## TO BE DONE
Repeat the listing exactly as given, omitting every image.

## DATA FOR THE TASK
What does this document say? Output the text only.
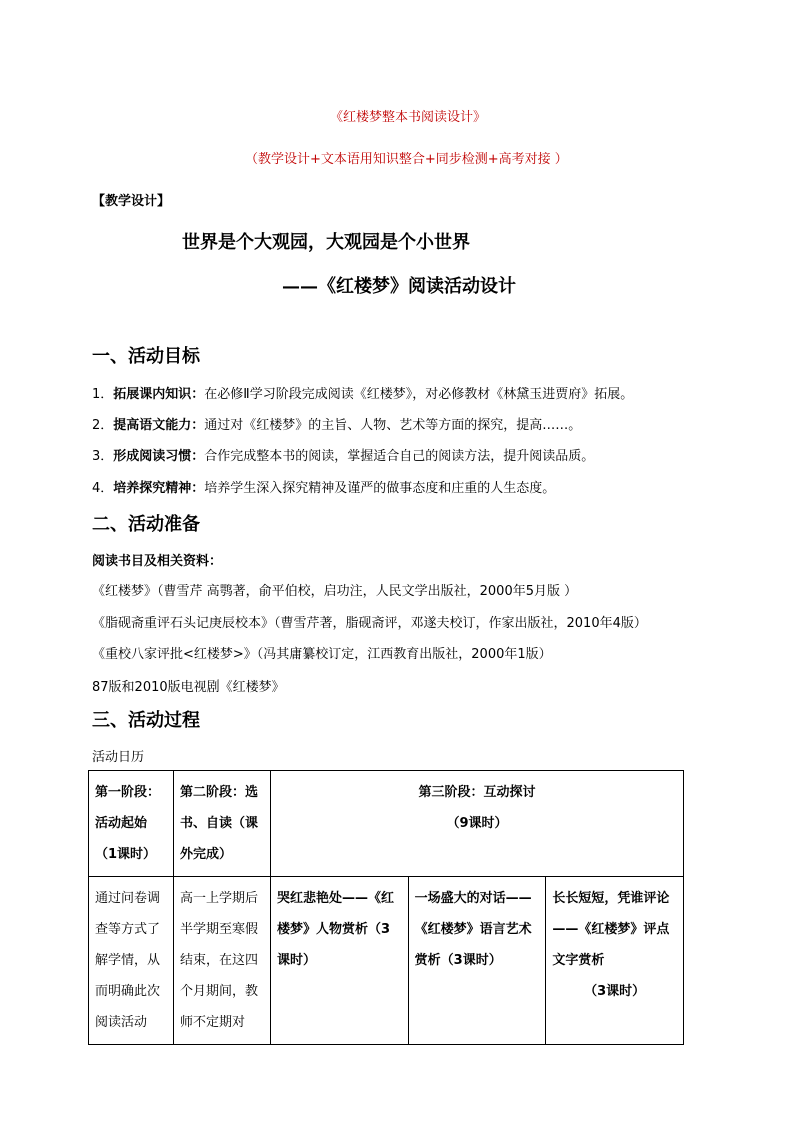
《红楼梦整本书阅读设计》
（教学设计+文本语用知识整合+同步检测+高考对接 ）
【教学设计】
世界是个大观园，大观园是个小世界
——《红楼梦》阅读活动设计
一、活动目标
1．拓展课内知识：在必修Ⅱ学习阶段完成阅读《红楼梦》，对必修教材《林黛玉进贾府》拓展。
2．提高语文能力：通过对《红楼梦》的主旨、人物、艺术等方面的探究，提高……。
3．形成阅读习惯：合作完成整本书的阅读，掌握适合自己的阅读方法，提升阅读品质。
4．培养探究精神：培养学生深入探究精神及谨严的做事态度和庄重的人生态度。
二、活动准备
阅读书目及相关资料：
《红楼梦》（曹雪芹 高鹗著，俞平伯校，启功注，人民文学出版社，2000年5月版 ）
《脂砚斋重评石头记庚辰校本》（曹雪芹著，脂砚斋评，邓遂夫校订，作家出版社，2010年4版）
《重校八家评批<红楼梦>》（冯其庸纂校订定，江西教育出版社，2000年1版）
87版和2010版电视剧《红楼梦》
三、活动过程
活动日历
第一阶段：活动起始（1课时）	第二阶段：选书、自读（课外完成）	第三阶段：互动探讨
（9课时）		

通过问卷调查等方式了解学情，从而明确此次阅读活动	高一上学期后半学期至寒假结束，在这四个月期间，教师不定期对	哭红悲艳处——《红楼梦》人物赏析（3课时）	一场盛大的对话——《红楼梦》语言艺术赏析（3课时）	长长短短，凭谁评论——《红楼梦》评点文字赏析

（3课时）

## EXERCISE OUTPUT
What does this document say? Output the text only.
《红楼梦整本书阅读设计》
（教学设计+文本语用知识整合+同步检测+高考对接 ）
【教学设计】
世界是个大观园，大观园是个小世界
——《红楼梦》阅读活动设计
一、活动目标
1．拓展课内知识：在必修Ⅱ学习阶段完成阅读《红楼梦》，对必修教材《林黛玉进贾府》拓展。
2．提高语文能力：通过对《红楼梦》的主旨、人物、艺术等方面的探究，提高……。
3．形成阅读习惯：合作完成整本书的阅读，掌握适合自己的阅读方法，提升阅读品质。
4．培养探究精神：培养学生深入探究精神及谨严的做事态度和庄重的人生态度。
二、活动准备
阅读书目及相关资料：
《红楼梦》（曹雪芹 高鹗著，俞平伯校，启功注，人民文学出版社，2000年5月版 ）
《脂砚斋重评石头记庚辰校本》（曹雪芹著，脂砚斋评，邓遂夫校订，作家出版社，2010年4版）
《重校八家评批<红楼梦>》（冯其庸纂校订定，江西教育出版社，2000年1版）
87版和2010版电视剧《红楼梦》
三、活动过程
活动日历
第一阶段：活动起始（1课时）	第二阶段：选书、自读（课外完成）	第三阶段：互动探讨
（9课时）		

通过问卷调查等方式了解学情，从而明确此次阅读活动	高一上学期后半学期至寒假结束，在这四个月期间，教师不定期对	哭红悲艳处——《红楼梦》人物赏析（3课时）	一场盛大的对话——《红楼梦》语言艺术赏析（3课时）	长长短短，凭谁评论——《红楼梦》评点文字赏析

（3课时）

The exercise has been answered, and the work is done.